Борис Пастернак: По ту сторону поэтики - [5]
Против такого подхода к чтению пастернаковской лирики в свое время решительно выступила Марина Цветаева — другой «московский» поэт, в чьей автобиографической прозе предстают проникновенные картины московского быта рубежа столетия. «Световой ливень» — пожалуй, лучшее, что было когда-либо написано о лирике Пастернака. В разделе эссе, озаглавленном «Пастернак и быт», Цветаева утверждает, что трудность понимания тех или иных мест у Пастернака заключается как раз в головокружительной точности и предметной конкретности его образного зрения; больше всего стихи Пастернака поражают подробностью и «прозаичностью» явленных в них картин повседневной действительности («быта»). Вот один из приведенных Цветаевой многочисленных примеров:
«В волчцах волочась за чулками» — Одну секунду! «Набор слов, всё ради повторяющегося ‘ча’»… Но, господа, неужели ни с кем из вас этого не было: репья, вгрызающиеся в чулки? Особенно в детстве, когда вы все в коротком[18].

_Что нужно сделать_
• a. Определите, соответствуют ли тексту о лирике Пастернака утверждения (i), (ii) и (iii). Для каждого ответьте «да» или «нет» и приведите решающие слова текста точной цитатой.
(i) Марина Цветаева выступила против описанного подхода к чтению лирики Пастернака.
(ii) Раздел эссе Цветаевой, о котором идет речь, называется «Пастернак и Москва».
(iii) По мнению Цветаевой, трудность понимания Пастернака объясняется расплывчатостью его образов.
• b. Ответьте на вопросы по тексту о лирике Пастернака:
(i) Какое эссе названо, пожалуй, лучшим из написанного о лирике Пастернака?
(ii) Какую строку Пастернака Цветаева приводит в качестве примера?
(iii) Что, по словам Цветаевой, вгрызается в чулки?
• c. Продолжите текст о лирике Пастернака, начав сразу после его последнего предложения.
Следующие записи получены из другого источника.

_Записи_
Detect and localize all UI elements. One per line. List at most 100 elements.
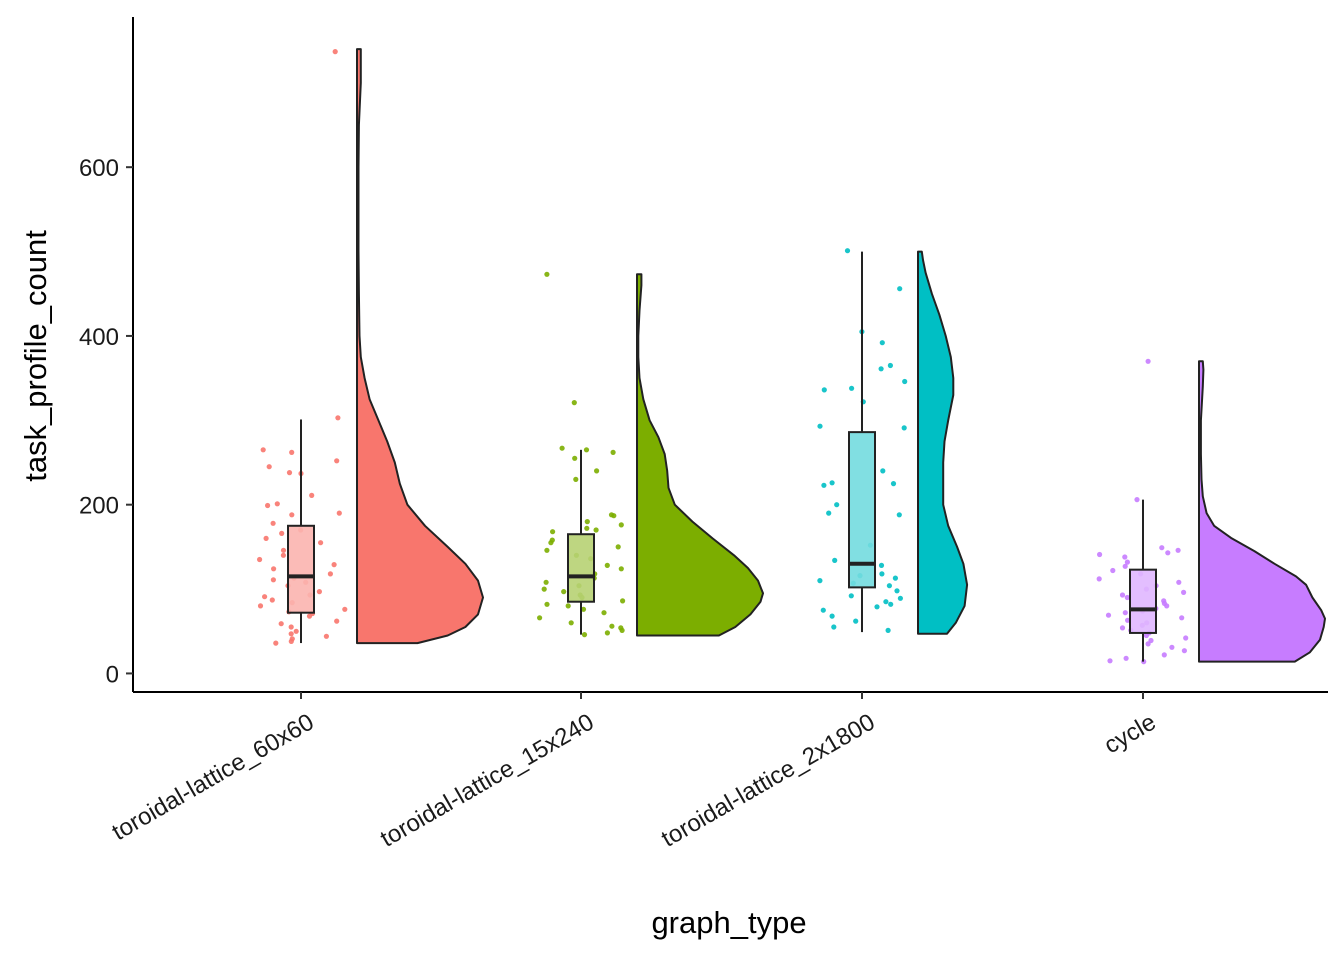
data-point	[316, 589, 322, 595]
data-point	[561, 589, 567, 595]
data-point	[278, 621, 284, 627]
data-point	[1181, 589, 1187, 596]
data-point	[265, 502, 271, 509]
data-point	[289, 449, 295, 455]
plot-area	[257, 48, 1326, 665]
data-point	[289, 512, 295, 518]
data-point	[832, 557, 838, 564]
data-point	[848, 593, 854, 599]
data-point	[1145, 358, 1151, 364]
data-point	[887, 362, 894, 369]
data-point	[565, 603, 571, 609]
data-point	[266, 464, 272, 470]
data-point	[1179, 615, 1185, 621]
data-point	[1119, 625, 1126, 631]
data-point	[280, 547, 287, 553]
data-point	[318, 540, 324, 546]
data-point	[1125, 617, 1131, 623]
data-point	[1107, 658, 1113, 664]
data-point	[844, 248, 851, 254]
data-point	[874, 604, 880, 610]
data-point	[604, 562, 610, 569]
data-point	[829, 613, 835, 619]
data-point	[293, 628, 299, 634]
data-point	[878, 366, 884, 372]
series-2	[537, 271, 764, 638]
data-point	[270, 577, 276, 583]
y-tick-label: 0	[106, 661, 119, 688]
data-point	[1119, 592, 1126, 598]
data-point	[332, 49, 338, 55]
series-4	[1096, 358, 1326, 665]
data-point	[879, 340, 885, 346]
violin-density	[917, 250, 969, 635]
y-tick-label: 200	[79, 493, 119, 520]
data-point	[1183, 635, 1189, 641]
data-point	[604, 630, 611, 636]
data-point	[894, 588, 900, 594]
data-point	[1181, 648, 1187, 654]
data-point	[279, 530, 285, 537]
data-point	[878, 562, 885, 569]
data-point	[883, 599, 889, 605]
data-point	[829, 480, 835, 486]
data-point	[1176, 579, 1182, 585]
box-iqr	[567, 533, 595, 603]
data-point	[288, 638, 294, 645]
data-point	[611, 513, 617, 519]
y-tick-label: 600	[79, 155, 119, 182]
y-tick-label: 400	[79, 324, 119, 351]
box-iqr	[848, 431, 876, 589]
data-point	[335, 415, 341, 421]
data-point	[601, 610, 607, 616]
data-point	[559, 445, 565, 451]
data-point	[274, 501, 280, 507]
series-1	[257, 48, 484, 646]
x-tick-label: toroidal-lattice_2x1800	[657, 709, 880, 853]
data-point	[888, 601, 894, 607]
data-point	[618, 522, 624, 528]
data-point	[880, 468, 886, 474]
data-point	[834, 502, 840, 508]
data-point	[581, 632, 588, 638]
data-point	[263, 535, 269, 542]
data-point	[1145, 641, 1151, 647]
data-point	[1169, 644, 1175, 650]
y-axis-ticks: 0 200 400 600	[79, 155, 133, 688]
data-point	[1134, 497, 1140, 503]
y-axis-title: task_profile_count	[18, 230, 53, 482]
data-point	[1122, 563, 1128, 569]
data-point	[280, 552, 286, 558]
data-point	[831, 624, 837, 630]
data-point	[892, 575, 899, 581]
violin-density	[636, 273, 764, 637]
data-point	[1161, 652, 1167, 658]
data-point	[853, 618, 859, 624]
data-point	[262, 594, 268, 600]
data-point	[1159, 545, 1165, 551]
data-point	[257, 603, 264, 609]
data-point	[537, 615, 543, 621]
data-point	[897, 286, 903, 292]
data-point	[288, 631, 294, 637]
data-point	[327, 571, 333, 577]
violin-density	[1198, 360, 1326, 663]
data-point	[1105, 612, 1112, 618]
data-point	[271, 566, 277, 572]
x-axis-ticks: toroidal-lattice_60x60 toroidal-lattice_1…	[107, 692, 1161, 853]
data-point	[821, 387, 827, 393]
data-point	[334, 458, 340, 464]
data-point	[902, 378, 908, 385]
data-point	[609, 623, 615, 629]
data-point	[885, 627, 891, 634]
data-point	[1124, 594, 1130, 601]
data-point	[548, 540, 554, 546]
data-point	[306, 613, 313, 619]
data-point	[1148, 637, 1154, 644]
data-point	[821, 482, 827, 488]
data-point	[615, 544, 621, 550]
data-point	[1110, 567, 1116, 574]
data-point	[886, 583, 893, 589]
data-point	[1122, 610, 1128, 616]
---
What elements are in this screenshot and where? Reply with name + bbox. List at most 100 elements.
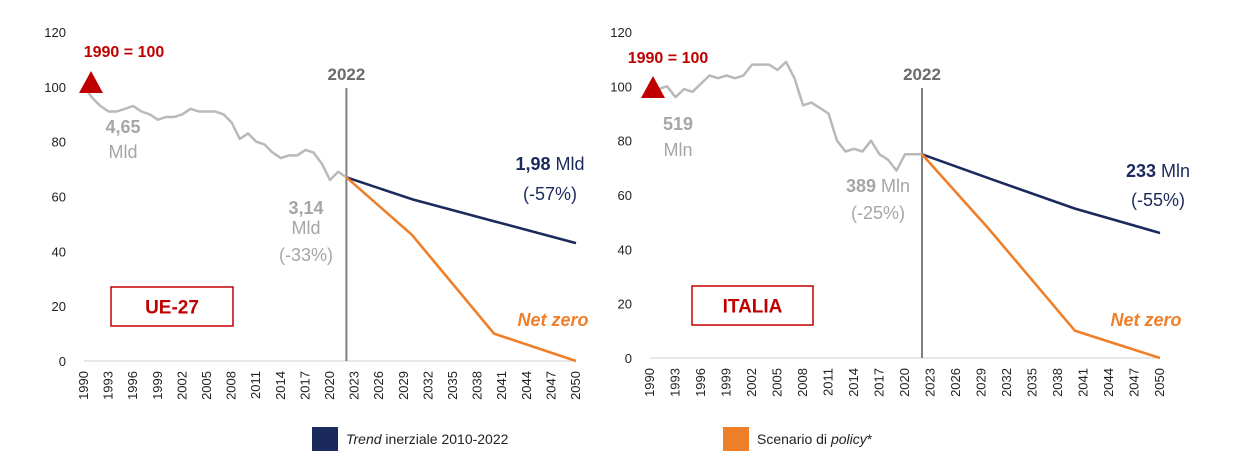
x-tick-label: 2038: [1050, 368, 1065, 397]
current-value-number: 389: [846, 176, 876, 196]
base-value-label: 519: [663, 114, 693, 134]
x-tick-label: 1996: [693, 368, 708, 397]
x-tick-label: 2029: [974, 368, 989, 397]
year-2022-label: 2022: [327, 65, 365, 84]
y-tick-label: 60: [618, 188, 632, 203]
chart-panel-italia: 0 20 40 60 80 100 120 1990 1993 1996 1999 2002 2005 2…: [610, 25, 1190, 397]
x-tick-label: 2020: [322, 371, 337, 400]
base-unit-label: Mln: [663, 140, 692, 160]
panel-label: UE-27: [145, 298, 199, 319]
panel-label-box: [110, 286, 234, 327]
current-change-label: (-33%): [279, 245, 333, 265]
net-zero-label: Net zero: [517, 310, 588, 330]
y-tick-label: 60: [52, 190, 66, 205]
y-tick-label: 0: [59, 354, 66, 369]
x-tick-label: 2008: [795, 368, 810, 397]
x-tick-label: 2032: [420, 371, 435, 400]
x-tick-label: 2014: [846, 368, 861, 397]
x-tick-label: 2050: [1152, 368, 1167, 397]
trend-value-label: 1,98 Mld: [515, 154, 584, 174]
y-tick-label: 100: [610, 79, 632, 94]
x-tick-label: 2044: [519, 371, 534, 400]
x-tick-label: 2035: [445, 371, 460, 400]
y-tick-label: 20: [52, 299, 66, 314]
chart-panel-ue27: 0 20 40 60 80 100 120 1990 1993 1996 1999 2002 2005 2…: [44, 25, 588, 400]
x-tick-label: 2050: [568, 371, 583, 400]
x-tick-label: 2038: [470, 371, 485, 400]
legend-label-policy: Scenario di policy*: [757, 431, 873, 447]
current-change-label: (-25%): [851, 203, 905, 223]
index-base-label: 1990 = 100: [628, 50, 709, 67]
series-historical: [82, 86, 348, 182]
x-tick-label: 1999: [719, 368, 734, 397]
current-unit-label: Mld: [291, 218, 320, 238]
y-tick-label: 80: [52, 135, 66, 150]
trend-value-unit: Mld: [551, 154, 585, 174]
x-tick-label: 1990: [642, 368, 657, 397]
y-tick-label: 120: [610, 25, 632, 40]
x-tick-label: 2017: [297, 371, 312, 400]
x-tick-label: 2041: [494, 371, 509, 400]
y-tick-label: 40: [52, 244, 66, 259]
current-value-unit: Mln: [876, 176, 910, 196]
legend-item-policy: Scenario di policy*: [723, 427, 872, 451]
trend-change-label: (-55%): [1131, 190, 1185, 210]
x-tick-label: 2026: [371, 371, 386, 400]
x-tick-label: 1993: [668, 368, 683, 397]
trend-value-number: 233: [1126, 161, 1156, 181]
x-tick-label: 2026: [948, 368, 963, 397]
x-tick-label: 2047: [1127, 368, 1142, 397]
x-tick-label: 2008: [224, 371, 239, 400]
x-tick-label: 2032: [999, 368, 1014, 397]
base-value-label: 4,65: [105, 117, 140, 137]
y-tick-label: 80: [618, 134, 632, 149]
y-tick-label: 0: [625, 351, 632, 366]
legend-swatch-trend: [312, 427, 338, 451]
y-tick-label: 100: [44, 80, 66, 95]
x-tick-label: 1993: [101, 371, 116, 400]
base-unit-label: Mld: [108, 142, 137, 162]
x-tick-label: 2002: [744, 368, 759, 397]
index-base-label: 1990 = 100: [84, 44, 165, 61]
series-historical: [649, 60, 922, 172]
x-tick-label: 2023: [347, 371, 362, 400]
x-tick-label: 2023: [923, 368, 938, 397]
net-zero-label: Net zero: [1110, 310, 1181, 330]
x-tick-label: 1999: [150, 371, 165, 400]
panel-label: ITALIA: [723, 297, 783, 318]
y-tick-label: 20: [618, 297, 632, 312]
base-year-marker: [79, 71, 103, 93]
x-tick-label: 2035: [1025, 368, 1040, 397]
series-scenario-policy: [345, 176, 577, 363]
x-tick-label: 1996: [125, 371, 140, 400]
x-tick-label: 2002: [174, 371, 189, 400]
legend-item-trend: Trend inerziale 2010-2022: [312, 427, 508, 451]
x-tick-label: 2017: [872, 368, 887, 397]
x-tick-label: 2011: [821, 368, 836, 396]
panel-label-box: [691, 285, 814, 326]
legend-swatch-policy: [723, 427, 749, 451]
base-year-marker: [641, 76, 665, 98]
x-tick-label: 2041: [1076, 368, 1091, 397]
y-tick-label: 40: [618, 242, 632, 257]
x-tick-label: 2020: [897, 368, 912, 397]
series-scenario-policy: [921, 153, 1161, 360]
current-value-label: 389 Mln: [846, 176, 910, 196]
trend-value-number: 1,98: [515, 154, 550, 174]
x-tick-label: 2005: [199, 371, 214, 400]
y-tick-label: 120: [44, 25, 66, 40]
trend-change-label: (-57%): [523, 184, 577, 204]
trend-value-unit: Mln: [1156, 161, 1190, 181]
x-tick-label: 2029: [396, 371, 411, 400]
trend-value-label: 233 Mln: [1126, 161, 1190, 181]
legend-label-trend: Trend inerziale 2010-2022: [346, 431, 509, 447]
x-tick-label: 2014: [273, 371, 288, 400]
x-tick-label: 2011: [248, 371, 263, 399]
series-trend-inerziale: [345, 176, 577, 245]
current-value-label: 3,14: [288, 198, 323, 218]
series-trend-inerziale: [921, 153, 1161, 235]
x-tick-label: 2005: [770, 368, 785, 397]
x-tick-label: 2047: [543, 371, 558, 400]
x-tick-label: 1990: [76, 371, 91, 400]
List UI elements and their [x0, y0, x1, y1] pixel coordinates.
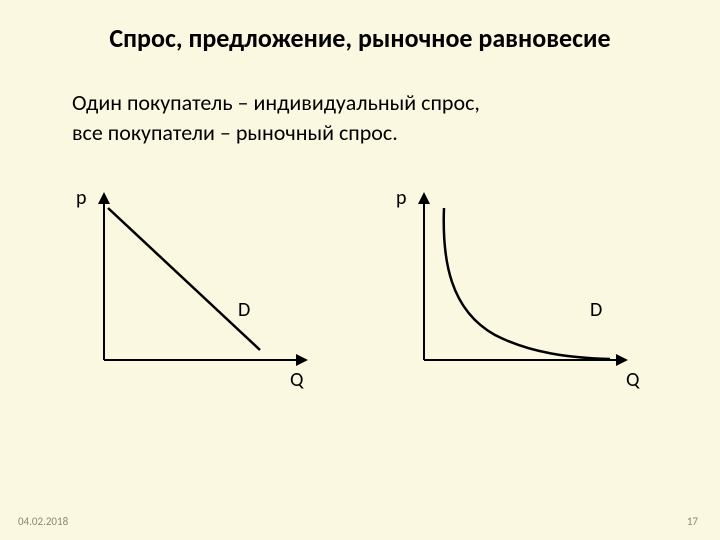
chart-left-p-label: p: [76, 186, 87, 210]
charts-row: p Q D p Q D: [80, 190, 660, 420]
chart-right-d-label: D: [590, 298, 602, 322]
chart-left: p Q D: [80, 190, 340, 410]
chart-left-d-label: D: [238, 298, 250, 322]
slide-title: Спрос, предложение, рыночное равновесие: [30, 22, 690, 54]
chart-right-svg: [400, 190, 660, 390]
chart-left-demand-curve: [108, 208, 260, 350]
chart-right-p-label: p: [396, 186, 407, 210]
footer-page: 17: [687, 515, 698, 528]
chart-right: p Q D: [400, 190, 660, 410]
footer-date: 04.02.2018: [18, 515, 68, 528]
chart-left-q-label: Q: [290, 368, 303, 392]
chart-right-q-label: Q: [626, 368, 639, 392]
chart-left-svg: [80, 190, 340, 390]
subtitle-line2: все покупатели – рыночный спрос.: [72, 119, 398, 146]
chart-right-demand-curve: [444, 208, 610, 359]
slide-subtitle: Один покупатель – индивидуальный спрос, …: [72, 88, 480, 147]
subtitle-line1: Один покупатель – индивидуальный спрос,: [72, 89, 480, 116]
==
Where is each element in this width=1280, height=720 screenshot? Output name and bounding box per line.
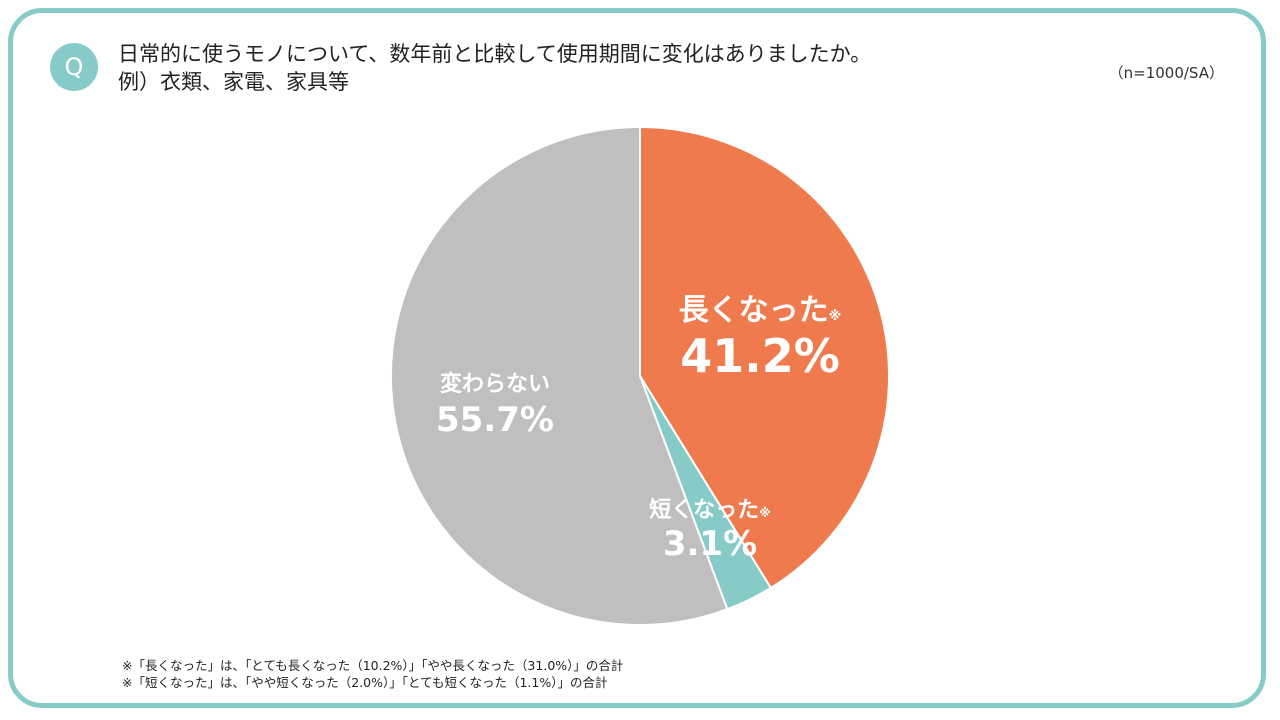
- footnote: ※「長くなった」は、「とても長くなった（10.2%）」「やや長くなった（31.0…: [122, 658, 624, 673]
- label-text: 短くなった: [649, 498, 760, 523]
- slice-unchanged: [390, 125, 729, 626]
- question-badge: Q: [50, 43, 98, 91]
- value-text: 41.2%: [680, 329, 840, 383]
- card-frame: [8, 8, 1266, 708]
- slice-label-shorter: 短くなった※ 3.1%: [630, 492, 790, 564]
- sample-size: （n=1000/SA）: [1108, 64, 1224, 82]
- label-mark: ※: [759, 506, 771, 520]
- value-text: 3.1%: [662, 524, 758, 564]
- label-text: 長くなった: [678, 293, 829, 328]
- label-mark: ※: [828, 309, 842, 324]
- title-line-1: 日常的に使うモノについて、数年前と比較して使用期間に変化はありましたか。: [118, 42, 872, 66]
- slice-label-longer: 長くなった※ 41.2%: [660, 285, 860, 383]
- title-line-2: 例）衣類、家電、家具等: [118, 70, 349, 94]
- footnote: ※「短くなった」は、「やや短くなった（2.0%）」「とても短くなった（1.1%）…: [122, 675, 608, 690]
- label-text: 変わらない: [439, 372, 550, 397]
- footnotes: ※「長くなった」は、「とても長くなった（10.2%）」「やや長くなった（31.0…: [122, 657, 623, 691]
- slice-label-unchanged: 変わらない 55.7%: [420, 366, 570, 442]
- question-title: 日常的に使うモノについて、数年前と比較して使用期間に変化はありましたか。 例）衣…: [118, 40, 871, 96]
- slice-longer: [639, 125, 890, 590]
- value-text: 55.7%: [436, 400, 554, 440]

_Ответы по заданиям_
• a.
(i) Да: «в свое время решительно выступила Марина Цветаева».
(ii) Нет: «в разделе эссе, озаглавленном „Пастернак и быт“».
(iii) Нет: «заключается как раз в головокружительной точности и предметной конкретности его образного зрения».

• b.
(i) «Световой ливень».
(ii) «В волчцах волочась за чулками».
(iii) Репья.

• c.
Редкостное слово ‘волчцы’ легко принять за поэтическую вольность во имя метафоры «кусающейся» колючести, однако в действительности оно терминологически точно: у Даля находим «Волчец, общее название колючих сорных трав». Более того, Даль ошибся, отнеся ‘волчец’ к гнезду с заглавным словом ‘волк’. На самом деле, согласно «Этимологическому словарю русского языка» М. Фасмера (1986), оно этимологически восходит к ‘волочить’. Пастернак знать этого не мог (в более раннем словаре А. Г. Преображенского [1910–1918] слово не упоминается), но замечательна языковая интуиция, подсказавшая это сближение.
Если читатель настроен на тоску по мировой культуре, его внимание, скорее всего, не остановит эта непритязательная ситуация, к тому же длящаяся лишь мгновение: тут же набегает новый образ, и недоосмысленная строка остается в восприятии смысловой полу-лакуной, одним из неартикулированных эмоциональных пятен, представляющихся непременным фоном пастернаковского лирического стиля. Между тем, стих являет ослепительный в его полноте момент контакта с осязаемой, «прозаической» действительностью. Это и есть корень той простоты, «неслыханная» абсолютность которой труднее любой сложности.
Рассмотрим под этим углом зрения еще один, почти наугад выбранный пример:
(«Мефистофель»)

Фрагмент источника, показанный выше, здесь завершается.